## Aim of the exercise
Using the data below, copy every line that contains the word "систему".

══ Data supplied ══

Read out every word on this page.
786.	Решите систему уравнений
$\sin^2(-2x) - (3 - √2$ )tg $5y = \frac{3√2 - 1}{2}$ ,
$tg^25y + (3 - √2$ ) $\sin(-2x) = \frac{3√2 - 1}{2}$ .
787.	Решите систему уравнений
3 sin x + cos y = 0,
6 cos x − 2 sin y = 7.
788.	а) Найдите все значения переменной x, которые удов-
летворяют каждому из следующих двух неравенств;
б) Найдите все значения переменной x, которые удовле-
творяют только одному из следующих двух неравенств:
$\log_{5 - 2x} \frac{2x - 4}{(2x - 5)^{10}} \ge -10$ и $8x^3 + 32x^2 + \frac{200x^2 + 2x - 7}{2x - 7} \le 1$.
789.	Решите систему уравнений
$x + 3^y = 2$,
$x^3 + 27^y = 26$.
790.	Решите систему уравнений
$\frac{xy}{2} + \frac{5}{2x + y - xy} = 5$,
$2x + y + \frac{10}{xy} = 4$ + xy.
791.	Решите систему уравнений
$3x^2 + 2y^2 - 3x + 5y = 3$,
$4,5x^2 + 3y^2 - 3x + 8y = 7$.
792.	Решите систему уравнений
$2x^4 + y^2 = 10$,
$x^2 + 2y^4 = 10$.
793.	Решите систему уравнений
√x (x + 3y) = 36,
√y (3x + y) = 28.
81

═══

## Exercise answer
786.	Решите систему уравнений
787.	Решите систему уравнений
789.	Решите систему уравнений
790.	Решите систему уравнений
791.	Решите систему уравнений
792.	Решите систему уравнений
793.	Решите систему уравнений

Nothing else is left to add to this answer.